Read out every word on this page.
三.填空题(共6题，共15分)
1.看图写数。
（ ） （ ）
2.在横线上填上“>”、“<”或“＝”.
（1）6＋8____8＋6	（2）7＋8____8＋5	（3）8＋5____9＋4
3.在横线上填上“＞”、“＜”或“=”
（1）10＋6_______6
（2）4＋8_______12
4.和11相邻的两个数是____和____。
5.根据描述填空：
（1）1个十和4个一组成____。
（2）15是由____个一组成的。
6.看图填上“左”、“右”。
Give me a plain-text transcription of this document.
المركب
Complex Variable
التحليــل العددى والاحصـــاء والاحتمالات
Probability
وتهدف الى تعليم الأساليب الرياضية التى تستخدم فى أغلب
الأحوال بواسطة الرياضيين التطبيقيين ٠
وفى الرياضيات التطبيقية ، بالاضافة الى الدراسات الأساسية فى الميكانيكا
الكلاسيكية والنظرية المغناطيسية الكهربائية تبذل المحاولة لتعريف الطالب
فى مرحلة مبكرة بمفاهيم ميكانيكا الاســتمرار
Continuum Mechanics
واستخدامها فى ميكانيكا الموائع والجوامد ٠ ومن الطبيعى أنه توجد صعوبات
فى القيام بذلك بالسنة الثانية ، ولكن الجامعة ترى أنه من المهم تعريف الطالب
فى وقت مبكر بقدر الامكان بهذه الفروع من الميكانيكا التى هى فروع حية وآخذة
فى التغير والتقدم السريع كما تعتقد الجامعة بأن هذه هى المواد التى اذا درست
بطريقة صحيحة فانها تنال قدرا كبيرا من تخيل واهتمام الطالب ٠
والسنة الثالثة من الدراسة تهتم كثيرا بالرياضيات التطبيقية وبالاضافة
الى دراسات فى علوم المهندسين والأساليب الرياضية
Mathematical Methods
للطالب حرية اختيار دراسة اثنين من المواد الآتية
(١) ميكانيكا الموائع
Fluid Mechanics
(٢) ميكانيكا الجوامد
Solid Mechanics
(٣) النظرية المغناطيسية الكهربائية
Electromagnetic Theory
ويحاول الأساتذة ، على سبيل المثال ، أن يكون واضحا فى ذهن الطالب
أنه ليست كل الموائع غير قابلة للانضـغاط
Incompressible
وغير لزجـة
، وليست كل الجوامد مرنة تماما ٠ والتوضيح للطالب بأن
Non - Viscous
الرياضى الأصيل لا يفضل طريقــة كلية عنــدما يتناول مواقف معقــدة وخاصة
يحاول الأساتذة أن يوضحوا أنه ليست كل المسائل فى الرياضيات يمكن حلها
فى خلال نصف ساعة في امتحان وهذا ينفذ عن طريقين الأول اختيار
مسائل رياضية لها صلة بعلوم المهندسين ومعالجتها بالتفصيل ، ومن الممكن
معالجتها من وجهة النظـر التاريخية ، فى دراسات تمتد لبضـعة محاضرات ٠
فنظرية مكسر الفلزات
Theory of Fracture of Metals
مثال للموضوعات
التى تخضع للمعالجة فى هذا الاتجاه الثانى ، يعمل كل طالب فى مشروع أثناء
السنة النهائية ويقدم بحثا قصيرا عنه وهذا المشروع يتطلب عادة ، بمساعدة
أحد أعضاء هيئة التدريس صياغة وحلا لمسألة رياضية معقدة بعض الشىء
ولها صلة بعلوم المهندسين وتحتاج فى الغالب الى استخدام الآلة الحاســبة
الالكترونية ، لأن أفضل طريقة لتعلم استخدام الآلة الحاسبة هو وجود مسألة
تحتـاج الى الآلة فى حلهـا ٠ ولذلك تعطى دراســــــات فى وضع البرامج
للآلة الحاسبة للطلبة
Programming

== == ==

What you will do —
Every record above needs to be repeated word for word.

Response —
Read out every word on this page.
三.填空题(共6题，共15分)
1.看图写数。
（ ） （ ）
2.在横线上填上“>”、“<”或“＝”.
（1）6＋8____8＋6	（2）7＋8____8＋5	（3）8＋5____9＋4
3.在横线上填上“＞”、“＜”或“=”
（1）10＋6_______6
（2）4＋8_______12
4.和11相邻的两个数是____和____。
5.根据描述填空：
（1）1个十和4个一组成____。
（2）15是由____个一组成的。
6.看图填上“左”、“右”。
Give me a plain-text transcription of this document.
المركب
Complex Variable
التحليــل العددى والاحصـــاء والاحتمالات
Probability
وتهدف الى تعليم الأساليب الرياضية التى تستخدم فى أغلب
الأحوال بواسطة الرياضيين التطبيقيين ٠
وفى الرياضيات التطبيقية ، بالاضافة الى الدراسات الأساسية فى الميكانيكا
الكلاسيكية والنظرية المغناطيسية الكهربائية تبذل المحاولة لتعريف الطالب
فى مرحلة مبكرة بمفاهيم ميكانيكا الاســتمرار
Continuum Mechanics
واستخدامها فى ميكانيكا الموائع والجوامد ٠ ومن الطبيعى أنه توجد صعوبات
فى القيام بذلك بالسنة الثانية ، ولكن الجامعة ترى أنه من المهم تعريف الطالب
فى وقت مبكر بقدر الامكان بهذه الفروع من الميكانيكا التى هى فروع حية وآخذة
فى التغير والتقدم السريع كما تعتقد الجامعة بأن هذه هى المواد التى اذا درست
بطريقة صحيحة فانها تنال قدرا كبيرا من تخيل واهتمام الطالب ٠
والسنة الثالثة من الدراسة تهتم كثيرا بالرياضيات التطبيقية وبالاضافة
الى دراسات فى علوم المهندسين والأساليب الرياضية
Mathematical Methods
للطالب حرية اختيار دراسة اثنين من المواد الآتية
(١) ميكانيكا الموائع
Fluid Mechanics
(٢) ميكانيكا الجوامد
Solid Mechanics
(٣) النظرية المغناطيسية الكهربائية
Electromagnetic Theory
ويحاول الأساتذة ، على سبيل المثال ، أن يكون واضحا فى ذهن الطالب
أنه ليست كل الموائع غير قابلة للانضـغاط
Incompressible
وغير لزجـة
، وليست كل الجوامد مرنة تماما ٠ والتوضيح للطالب بأن
Non - Viscous
الرياضى الأصيل لا يفضل طريقــة كلية عنــدما يتناول مواقف معقــدة وخاصة
يحاول الأساتذة أن يوضحوا أنه ليست كل المسائل فى الرياضيات يمكن حلها
فى خلال نصف ساعة في امتحان وهذا ينفذ عن طريقين الأول اختيار
مسائل رياضية لها صلة بعلوم المهندسين ومعالجتها بالتفصيل ، ومن الممكن
معالجتها من وجهة النظـر التاريخية ، فى دراسات تمتد لبضـعة محاضرات ٠
فنظرية مكسر الفلزات
Theory of Fracture of Metals
مثال للموضوعات
التى تخضع للمعالجة فى هذا الاتجاه الثانى ، يعمل كل طالب فى مشروع أثناء
السنة النهائية ويقدم بحثا قصيرا عنه وهذا المشروع يتطلب عادة ، بمساعدة
أحد أعضاء هيئة التدريس صياغة وحلا لمسألة رياضية معقدة بعض الشىء
ولها صلة بعلوم المهندسين وتحتاج فى الغالب الى استخدام الآلة الحاســبة
الالكترونية ، لأن أفضل طريقة لتعلم استخدام الآلة الحاسبة هو وجود مسألة
تحتـاج الى الآلة فى حلهـا ٠ ولذلك تعطى دراســــــات فى وضع البرامج
للآلة الحاسبة للطلبة
Programming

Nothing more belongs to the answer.